[START OF DATA EXCERPTS]
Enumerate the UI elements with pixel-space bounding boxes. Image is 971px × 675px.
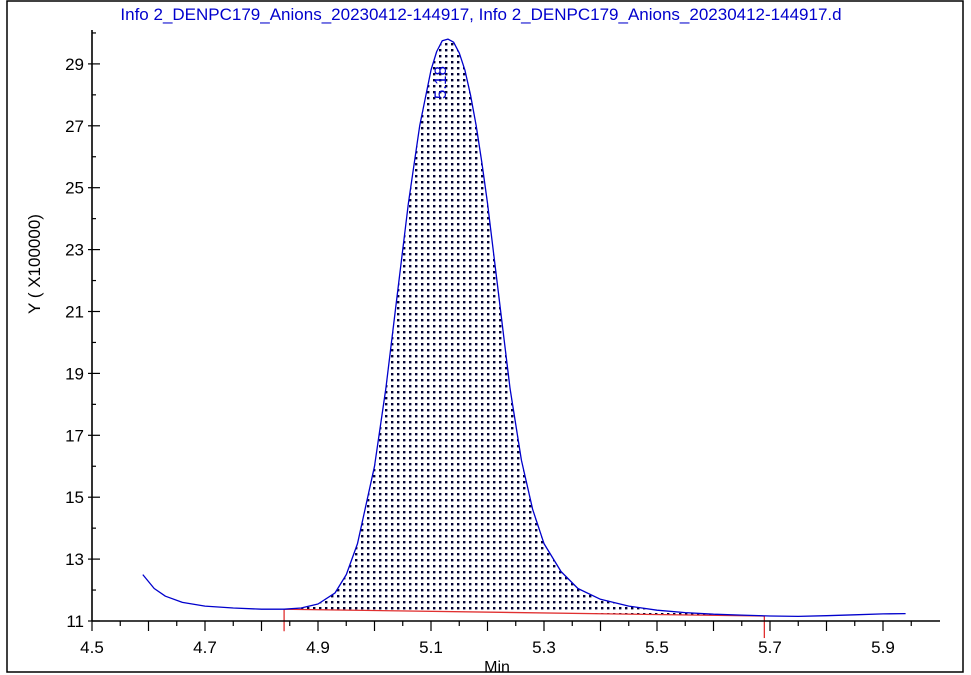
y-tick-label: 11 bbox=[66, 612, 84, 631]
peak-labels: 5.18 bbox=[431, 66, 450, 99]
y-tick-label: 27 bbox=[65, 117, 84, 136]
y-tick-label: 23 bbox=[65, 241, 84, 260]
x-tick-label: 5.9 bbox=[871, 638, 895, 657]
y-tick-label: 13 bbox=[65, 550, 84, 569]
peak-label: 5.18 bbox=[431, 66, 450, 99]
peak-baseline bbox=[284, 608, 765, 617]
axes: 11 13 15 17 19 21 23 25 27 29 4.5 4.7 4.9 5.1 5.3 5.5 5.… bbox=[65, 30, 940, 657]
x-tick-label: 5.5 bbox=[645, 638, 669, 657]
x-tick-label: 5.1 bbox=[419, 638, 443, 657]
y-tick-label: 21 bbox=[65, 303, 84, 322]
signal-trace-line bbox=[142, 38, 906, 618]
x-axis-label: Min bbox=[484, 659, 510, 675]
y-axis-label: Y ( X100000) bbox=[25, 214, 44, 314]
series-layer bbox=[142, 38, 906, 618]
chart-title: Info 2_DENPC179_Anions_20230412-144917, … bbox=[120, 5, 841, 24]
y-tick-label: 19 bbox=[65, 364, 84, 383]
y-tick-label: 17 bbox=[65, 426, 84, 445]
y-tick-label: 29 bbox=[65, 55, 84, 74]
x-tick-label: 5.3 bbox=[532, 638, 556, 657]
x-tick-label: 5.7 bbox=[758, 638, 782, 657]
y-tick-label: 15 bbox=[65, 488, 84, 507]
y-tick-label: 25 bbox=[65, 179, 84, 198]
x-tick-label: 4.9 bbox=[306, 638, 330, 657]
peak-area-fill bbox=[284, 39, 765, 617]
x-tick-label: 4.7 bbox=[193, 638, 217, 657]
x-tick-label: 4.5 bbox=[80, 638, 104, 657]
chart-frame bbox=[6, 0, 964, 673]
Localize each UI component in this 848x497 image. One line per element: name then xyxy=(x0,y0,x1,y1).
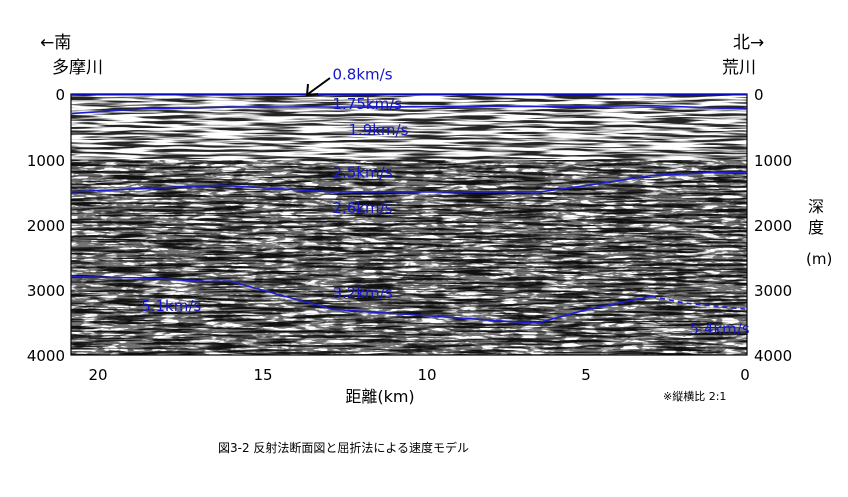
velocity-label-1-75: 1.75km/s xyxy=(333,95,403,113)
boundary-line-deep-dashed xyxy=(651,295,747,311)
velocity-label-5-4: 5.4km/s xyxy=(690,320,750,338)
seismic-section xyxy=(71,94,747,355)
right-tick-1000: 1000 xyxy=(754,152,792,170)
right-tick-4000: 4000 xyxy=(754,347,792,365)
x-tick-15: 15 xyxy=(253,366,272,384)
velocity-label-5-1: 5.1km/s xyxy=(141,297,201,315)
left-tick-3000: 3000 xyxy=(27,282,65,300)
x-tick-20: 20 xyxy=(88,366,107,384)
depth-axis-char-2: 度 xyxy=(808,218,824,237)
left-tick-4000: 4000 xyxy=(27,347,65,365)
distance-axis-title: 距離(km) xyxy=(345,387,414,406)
[END OF DATA EXCERPTS]
> TASK PROMPT: Reproduce every line of the records above verbatim, leaving out the pictures.

> EXPECTED OUTPUT:
Enumerate the UI elements with pixel-space bounding boxes. Image is 971px × 675px.
y-tick-label: 11 bbox=[66, 612, 84, 631]
peak-labels: 5.18 bbox=[431, 66, 450, 99]
y-tick-label: 27 bbox=[65, 117, 84, 136]
y-tick-label: 23 bbox=[65, 241, 84, 260]
x-tick-label: 5.9 bbox=[871, 638, 895, 657]
y-tick-label: 13 bbox=[65, 550, 84, 569]
peak-label: 5.18 bbox=[431, 66, 450, 99]
peak-baseline bbox=[284, 608, 765, 617]
axes: 11 13 15 17 19 21 23 25 27 29 4.5 4.7 4.9 5.1 5.3 5.5 5.… bbox=[65, 30, 940, 657]
x-tick-label: 5.5 bbox=[645, 638, 669, 657]
x-tick-label: 5.1 bbox=[419, 638, 443, 657]
y-tick-label: 21 bbox=[65, 303, 84, 322]
signal-trace-line bbox=[142, 38, 906, 618]
x-axis-label: Min bbox=[484, 659, 510, 675]
y-axis-label: Y ( X100000) bbox=[25, 214, 44, 314]
series-layer bbox=[142, 38, 906, 618]
chart-title: Info 2_DENPC179_Anions_20230412-144917, … bbox=[120, 5, 841, 24]
y-tick-label: 19 bbox=[65, 364, 84, 383]
y-tick-label: 17 bbox=[65, 426, 84, 445]
y-tick-label: 29 bbox=[65, 55, 84, 74]
x-tick-label: 5.3 bbox=[532, 638, 556, 657]
x-tick-label: 5.7 bbox=[758, 638, 782, 657]
y-tick-label: 15 bbox=[65, 488, 84, 507]
y-tick-label: 25 bbox=[65, 179, 84, 198]
x-tick-label: 4.9 bbox=[306, 638, 330, 657]
peak-area-fill bbox=[284, 39, 765, 617]
x-tick-label: 4.7 bbox=[193, 638, 217, 657]
x-tick-label: 4.5 bbox=[80, 638, 104, 657]
chart-frame bbox=[6, 0, 964, 673]
Localize each UI component in this 848x497 image. One line per element: name then xyxy=(x0,y0,x1,y1).
velocity-label-1-75: 1.75km/s xyxy=(333,95,403,113)
boundary-line-deep-dashed xyxy=(651,295,747,311)
velocity-label-5-4: 5.4km/s xyxy=(690,320,750,338)
seismic-section xyxy=(71,94,747,355)
right-tick-1000: 1000 xyxy=(754,152,792,170)
right-tick-4000: 4000 xyxy=(754,347,792,365)
x-tick-15: 15 xyxy=(253,366,272,384)
velocity-label-5-1: 5.1km/s xyxy=(141,297,201,315)
left-tick-3000: 3000 xyxy=(27,282,65,300)
x-tick-20: 20 xyxy=(88,366,107,384)
depth-axis-char-2: 度 xyxy=(808,218,824,237)
left-tick-4000: 4000 xyxy=(27,347,65,365)
distance-axis-title: 距離(km) xyxy=(345,387,414,406)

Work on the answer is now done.